━━ RECORDS ━━
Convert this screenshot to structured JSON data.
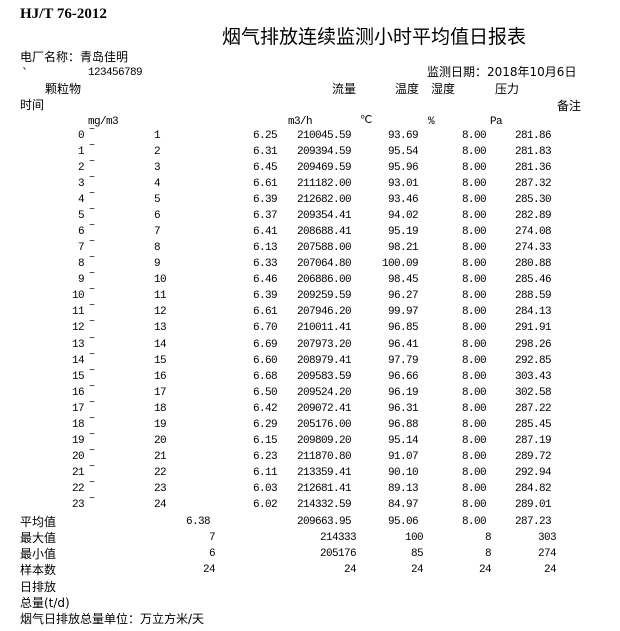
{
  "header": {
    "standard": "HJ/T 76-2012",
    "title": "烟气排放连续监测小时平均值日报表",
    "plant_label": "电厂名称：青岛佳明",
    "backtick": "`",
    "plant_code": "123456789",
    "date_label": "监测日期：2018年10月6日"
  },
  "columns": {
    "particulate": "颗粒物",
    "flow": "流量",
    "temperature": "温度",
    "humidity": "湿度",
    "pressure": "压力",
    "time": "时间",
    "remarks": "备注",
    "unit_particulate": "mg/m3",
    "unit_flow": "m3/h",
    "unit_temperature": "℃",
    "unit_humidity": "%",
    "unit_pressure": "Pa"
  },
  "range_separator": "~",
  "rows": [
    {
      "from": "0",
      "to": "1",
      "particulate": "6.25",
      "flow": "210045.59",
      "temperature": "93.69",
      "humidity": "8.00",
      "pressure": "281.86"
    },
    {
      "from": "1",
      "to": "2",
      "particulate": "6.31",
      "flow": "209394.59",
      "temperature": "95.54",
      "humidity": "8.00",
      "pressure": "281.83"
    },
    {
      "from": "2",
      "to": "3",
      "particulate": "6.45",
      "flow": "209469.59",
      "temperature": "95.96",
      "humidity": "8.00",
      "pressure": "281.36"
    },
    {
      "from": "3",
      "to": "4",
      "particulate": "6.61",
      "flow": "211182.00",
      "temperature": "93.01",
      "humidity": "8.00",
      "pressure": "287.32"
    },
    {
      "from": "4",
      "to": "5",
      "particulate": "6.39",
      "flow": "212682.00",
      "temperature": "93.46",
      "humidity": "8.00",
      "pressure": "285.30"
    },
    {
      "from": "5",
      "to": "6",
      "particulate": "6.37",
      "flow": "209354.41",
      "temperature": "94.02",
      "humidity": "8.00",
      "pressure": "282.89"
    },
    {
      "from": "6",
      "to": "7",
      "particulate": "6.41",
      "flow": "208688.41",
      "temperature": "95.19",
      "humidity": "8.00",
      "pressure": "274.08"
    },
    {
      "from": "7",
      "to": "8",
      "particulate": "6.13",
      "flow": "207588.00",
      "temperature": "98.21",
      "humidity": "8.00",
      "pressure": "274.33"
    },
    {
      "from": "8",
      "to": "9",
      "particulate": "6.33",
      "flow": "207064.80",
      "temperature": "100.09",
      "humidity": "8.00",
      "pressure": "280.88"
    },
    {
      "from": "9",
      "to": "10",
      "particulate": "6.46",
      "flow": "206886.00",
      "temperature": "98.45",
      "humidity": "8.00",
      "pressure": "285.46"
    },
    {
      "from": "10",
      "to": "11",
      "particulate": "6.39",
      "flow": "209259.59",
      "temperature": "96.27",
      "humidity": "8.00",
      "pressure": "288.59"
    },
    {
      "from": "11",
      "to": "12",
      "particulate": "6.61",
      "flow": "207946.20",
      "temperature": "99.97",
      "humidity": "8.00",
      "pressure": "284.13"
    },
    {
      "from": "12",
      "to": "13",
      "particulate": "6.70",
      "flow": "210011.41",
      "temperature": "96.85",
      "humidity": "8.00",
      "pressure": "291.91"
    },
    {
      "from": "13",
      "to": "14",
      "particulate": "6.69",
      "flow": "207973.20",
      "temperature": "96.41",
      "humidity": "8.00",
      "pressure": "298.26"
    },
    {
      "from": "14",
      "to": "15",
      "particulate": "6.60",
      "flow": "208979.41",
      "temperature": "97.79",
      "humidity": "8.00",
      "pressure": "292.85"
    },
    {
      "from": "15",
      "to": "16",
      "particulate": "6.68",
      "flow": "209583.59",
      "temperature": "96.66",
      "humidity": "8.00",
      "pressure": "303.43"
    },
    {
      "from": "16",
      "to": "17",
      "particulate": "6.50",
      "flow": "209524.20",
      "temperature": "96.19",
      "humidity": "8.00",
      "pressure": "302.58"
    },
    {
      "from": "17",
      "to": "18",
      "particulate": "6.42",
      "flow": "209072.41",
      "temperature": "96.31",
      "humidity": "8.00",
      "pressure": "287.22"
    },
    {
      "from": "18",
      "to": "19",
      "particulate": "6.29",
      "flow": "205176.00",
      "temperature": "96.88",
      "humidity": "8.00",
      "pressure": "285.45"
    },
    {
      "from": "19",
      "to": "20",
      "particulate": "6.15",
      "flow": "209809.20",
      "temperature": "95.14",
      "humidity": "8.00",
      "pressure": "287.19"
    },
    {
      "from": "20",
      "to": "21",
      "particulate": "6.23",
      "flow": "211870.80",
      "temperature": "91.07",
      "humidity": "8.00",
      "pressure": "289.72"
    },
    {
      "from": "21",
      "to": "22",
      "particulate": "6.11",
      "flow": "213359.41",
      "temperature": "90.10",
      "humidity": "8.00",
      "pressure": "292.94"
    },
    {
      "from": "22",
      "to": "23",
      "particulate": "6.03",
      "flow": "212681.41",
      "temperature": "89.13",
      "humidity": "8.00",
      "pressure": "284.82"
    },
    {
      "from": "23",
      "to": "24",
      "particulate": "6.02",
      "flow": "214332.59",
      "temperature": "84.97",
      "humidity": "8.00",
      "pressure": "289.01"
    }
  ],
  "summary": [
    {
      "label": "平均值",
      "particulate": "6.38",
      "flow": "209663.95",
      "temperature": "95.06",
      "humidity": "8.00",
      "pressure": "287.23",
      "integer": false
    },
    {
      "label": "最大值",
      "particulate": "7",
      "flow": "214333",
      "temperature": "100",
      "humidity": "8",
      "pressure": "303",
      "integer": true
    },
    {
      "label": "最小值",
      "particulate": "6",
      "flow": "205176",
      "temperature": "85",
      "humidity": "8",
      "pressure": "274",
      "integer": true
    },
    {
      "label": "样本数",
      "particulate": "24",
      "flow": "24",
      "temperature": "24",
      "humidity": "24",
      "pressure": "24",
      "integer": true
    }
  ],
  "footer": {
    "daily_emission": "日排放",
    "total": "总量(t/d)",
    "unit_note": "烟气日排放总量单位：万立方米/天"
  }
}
━━━
━━ RECORDS ━━
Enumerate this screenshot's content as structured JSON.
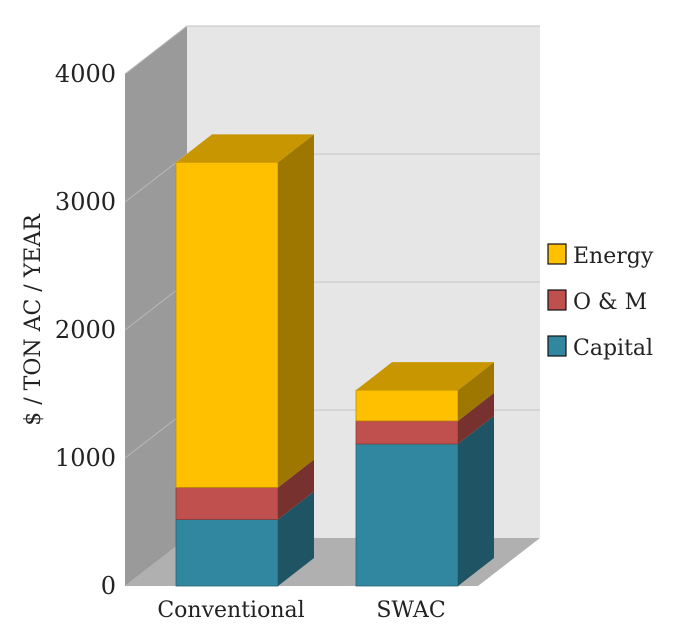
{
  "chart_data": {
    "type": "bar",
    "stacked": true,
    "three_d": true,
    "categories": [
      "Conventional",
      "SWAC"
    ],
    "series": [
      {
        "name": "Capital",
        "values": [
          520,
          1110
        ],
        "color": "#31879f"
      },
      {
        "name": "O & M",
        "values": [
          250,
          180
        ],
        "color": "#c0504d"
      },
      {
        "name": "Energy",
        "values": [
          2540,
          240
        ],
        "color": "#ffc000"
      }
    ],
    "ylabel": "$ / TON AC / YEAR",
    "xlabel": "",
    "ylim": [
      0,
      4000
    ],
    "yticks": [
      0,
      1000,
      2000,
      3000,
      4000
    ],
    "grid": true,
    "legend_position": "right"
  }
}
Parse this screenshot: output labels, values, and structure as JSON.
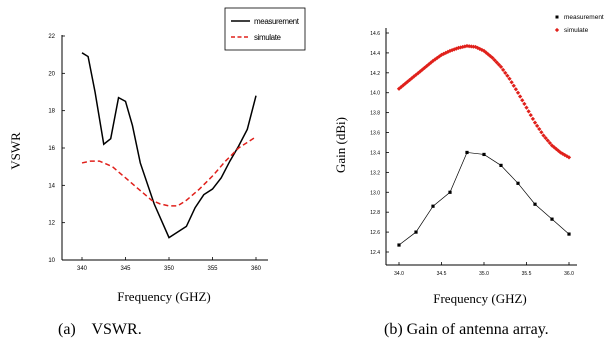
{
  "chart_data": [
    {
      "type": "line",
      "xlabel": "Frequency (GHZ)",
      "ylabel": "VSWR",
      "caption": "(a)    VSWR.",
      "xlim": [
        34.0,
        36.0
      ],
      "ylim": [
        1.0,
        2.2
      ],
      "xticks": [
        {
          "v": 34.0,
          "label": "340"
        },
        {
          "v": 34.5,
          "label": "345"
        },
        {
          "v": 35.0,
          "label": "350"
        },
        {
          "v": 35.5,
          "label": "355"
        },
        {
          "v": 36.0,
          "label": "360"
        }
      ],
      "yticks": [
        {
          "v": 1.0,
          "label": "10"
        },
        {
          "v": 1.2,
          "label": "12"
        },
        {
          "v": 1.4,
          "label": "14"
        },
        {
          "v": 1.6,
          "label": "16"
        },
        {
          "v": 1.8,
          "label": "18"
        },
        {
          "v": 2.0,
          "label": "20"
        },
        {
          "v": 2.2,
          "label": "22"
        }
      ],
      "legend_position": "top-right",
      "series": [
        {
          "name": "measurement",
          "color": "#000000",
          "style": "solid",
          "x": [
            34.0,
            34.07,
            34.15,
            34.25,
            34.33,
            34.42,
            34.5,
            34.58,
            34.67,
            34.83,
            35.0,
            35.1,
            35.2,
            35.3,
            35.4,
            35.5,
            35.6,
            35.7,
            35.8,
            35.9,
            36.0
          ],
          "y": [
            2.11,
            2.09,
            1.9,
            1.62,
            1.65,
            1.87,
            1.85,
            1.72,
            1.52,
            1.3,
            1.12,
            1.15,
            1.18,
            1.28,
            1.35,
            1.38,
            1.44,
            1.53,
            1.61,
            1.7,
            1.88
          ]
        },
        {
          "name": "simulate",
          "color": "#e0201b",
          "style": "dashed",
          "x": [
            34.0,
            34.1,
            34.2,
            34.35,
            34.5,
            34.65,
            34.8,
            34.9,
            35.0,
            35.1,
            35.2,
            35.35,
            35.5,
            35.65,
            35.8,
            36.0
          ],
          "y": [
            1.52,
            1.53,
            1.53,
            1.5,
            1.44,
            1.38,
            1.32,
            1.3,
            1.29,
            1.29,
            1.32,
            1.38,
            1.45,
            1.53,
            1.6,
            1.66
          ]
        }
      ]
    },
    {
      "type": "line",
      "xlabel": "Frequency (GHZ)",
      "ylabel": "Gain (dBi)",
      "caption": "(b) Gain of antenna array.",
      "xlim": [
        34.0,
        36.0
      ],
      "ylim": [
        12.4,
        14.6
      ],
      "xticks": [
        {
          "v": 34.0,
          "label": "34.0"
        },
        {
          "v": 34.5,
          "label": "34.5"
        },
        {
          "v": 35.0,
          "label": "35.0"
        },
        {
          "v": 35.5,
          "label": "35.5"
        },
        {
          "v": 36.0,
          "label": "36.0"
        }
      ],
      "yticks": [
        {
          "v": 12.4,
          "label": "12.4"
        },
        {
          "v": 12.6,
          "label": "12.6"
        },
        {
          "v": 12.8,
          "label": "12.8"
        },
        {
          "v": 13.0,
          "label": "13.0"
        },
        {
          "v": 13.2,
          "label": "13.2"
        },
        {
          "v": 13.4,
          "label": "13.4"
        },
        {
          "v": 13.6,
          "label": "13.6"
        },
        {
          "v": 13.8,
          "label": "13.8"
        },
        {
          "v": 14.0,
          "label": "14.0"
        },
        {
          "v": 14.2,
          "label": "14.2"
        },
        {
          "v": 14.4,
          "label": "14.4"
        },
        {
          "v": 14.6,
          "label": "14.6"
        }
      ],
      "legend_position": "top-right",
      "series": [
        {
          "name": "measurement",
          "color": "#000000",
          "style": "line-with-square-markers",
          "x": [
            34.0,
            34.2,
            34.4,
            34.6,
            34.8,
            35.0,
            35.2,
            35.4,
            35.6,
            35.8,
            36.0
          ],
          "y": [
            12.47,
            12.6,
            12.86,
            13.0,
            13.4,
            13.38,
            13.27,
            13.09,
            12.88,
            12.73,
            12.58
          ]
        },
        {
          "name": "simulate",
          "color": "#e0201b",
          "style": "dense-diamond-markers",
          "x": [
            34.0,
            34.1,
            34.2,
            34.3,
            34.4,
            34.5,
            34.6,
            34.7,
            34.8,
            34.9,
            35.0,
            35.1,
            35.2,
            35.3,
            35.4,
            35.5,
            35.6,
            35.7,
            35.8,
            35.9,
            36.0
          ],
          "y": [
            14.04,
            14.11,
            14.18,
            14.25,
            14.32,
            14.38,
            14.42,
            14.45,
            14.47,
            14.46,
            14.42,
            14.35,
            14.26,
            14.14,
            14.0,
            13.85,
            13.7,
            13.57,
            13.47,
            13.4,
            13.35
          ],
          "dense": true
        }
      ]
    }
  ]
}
━━━
━━ RECORDS ━━
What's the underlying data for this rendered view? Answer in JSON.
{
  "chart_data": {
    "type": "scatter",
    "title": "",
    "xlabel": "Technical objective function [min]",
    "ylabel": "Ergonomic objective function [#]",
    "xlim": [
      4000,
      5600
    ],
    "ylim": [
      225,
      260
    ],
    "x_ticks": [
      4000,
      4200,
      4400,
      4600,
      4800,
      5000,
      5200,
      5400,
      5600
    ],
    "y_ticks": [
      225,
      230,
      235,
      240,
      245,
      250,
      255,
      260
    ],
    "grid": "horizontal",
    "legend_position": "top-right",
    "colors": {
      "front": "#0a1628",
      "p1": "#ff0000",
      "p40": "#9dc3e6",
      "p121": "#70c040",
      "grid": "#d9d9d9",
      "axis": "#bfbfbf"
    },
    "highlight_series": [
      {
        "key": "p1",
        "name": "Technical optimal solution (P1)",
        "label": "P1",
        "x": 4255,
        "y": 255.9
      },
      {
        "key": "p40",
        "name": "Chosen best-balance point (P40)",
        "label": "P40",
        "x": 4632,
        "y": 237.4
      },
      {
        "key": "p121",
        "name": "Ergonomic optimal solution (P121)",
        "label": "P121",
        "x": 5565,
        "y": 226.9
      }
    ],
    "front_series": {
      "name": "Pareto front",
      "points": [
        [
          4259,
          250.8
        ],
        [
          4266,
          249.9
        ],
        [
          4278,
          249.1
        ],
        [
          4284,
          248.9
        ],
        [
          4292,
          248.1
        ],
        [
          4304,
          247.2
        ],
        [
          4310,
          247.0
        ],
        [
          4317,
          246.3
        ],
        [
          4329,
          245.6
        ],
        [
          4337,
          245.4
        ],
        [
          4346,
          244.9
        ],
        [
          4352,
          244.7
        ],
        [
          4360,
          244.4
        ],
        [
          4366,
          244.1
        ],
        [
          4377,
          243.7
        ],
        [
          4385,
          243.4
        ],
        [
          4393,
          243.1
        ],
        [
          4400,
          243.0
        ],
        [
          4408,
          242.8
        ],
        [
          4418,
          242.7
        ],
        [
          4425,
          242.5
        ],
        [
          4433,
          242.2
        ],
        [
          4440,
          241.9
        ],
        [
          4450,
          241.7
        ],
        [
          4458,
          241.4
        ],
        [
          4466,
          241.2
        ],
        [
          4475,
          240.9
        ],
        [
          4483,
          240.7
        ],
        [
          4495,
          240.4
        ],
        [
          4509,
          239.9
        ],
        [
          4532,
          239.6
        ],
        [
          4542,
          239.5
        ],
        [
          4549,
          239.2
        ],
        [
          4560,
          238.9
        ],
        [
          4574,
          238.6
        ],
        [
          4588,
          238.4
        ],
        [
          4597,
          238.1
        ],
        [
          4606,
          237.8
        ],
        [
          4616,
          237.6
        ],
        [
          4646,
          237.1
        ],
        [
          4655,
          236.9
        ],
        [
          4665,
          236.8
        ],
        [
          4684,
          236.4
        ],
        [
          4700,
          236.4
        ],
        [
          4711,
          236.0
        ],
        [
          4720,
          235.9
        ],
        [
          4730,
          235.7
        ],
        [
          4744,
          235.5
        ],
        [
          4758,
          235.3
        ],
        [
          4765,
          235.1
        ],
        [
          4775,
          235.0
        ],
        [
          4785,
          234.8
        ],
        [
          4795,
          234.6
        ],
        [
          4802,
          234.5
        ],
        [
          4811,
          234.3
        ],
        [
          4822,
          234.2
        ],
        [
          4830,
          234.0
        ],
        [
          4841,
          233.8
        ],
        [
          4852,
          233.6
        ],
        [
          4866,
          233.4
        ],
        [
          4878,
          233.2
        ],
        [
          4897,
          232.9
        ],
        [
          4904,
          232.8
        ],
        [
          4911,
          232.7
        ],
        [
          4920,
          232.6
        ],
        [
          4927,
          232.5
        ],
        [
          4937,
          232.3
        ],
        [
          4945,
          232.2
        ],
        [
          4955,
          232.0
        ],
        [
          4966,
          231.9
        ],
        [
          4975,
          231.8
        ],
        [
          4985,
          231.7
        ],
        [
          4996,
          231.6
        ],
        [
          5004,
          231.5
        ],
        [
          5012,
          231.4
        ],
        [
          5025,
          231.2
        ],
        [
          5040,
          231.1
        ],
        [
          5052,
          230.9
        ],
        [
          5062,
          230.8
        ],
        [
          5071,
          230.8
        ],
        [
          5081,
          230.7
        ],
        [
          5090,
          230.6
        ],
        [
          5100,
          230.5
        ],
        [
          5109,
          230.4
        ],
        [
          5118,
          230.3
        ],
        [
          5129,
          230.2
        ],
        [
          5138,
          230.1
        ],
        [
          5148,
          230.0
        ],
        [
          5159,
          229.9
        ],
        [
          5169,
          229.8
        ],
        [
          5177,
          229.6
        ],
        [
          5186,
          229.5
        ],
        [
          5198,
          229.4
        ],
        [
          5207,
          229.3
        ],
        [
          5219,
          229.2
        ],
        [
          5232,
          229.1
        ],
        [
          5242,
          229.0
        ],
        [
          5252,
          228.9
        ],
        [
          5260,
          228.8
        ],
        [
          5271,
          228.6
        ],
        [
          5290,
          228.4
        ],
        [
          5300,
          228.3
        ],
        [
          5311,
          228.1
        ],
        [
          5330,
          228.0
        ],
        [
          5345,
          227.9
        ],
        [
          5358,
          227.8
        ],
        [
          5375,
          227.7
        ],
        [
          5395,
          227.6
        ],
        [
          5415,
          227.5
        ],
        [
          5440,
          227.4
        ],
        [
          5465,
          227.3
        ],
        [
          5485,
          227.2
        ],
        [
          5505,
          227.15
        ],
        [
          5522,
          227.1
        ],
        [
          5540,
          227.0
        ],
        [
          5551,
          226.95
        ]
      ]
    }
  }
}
━━━
- _TASK DESCRIPTION_: Look through the entries above and report each line where the string "dense" occurs.

- _EXERCISE ANSWER_:
          "style": "dense-diamond-markers",
          "dense": true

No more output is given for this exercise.